WHAT YOU NEED TO DO :: Reproduce every row below word for word, changing nothing.
[Start of RECORDS FOR PROCESSING]
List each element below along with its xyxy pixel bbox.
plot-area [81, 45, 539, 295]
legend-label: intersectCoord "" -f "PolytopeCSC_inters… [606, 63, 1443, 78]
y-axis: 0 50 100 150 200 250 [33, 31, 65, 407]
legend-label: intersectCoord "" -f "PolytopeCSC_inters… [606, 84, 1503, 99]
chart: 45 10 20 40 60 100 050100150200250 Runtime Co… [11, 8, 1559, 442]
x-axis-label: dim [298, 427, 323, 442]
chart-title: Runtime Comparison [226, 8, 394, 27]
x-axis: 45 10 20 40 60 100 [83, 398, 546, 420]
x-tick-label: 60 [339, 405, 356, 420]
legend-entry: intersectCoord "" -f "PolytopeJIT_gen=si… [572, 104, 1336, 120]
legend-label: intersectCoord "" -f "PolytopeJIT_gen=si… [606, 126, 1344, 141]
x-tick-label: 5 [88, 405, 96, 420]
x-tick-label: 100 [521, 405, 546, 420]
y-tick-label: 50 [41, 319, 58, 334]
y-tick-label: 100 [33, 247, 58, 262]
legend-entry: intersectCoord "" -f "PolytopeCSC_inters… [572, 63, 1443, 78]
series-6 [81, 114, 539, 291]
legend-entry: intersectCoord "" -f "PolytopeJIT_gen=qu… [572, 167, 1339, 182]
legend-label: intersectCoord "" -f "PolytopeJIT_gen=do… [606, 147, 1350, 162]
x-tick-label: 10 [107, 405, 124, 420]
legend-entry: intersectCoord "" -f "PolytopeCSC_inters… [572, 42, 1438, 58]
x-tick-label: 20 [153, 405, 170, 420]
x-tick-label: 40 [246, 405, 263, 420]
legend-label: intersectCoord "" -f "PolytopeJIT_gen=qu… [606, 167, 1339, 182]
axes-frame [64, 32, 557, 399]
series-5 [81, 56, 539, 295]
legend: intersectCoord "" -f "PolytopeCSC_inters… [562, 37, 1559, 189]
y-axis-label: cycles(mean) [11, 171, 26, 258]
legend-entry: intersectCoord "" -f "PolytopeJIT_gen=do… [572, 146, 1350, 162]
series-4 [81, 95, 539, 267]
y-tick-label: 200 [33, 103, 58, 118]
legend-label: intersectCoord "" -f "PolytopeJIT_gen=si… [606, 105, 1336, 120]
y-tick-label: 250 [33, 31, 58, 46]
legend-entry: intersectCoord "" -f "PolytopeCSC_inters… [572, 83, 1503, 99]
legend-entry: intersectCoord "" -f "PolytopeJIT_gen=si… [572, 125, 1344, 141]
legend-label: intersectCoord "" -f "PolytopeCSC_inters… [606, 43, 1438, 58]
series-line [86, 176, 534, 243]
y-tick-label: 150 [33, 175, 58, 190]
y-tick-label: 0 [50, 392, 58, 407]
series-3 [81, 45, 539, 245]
[End of RECORDS FOR PROCESSING]
ANSWER TO THIS TASK ::
List each element below along with its xyxy pixel bbox.
plot-area [81, 45, 539, 295]
legend-label: intersectCoord "" -f "PolytopeCSC_inters… [606, 63, 1443, 78]
y-axis: 0 50 100 150 200 250 [33, 31, 65, 407]
legend-label: intersectCoord "" -f "PolytopeCSC_inters… [606, 84, 1503, 99]
chart: 45 10 20 40 60 100 050100150200250 Runtime Co… [11, 8, 1559, 442]
x-axis-label: dim [298, 427, 323, 442]
chart-title: Runtime Comparison [226, 8, 394, 27]
x-axis: 45 10 20 40 60 100 [83, 398, 546, 420]
x-tick-label: 60 [339, 405, 356, 420]
legend-entry: intersectCoord "" -f "PolytopeJIT_gen=si… [572, 104, 1336, 120]
legend-label: intersectCoord "" -f "PolytopeJIT_gen=si… [606, 126, 1344, 141]
x-tick-label: 5 [88, 405, 96, 420]
x-tick-label: 100 [521, 405, 546, 420]
y-tick-label: 50 [41, 319, 58, 334]
y-tick-label: 100 [33, 247, 58, 262]
legend-entry: intersectCoord "" -f "PolytopeCSC_inters… [572, 63, 1443, 78]
series-6 [81, 114, 539, 291]
legend-entry: intersectCoord "" -f "PolytopeJIT_gen=qu… [572, 167, 1339, 182]
legend-label: intersectCoord "" -f "PolytopeJIT_gen=do… [606, 147, 1350, 162]
x-tick-label: 10 [107, 405, 124, 420]
legend-entry: intersectCoord "" -f "PolytopeCSC_inters… [572, 42, 1438, 58]
x-tick-label: 20 [153, 405, 170, 420]
x-tick-label: 40 [246, 405, 263, 420]
legend-label: intersectCoord "" -f "PolytopeJIT_gen=qu… [606, 167, 1339, 182]
axes-frame [64, 32, 557, 399]
series-5 [81, 56, 539, 295]
legend: intersectCoord "" -f "PolytopeCSC_inters… [562, 37, 1559, 189]
y-axis-label: cycles(mean) [11, 171, 26, 258]
legend-entry: intersectCoord "" -f "PolytopeJIT_gen=do… [572, 146, 1350, 162]
series-4 [81, 95, 539, 267]
y-tick-label: 200 [33, 103, 58, 118]
legend-label: intersectCoord "" -f "PolytopeJIT_gen=si… [606, 105, 1336, 120]
y-tick-label: 250 [33, 31, 58, 46]
legend-entry: intersectCoord "" -f "PolytopeCSC_inters… [572, 83, 1503, 99]
legend-entry: intersectCoord "" -f "PolytopeJIT_gen=si… [572, 125, 1344, 141]
legend-label: intersectCoord "" -f "PolytopeCSC_inters… [606, 43, 1438, 58]
series-line [86, 176, 534, 243]
y-tick-label: 150 [33, 175, 58, 190]
y-tick-label: 0 [50, 392, 58, 407]
series-3 [81, 45, 539, 245]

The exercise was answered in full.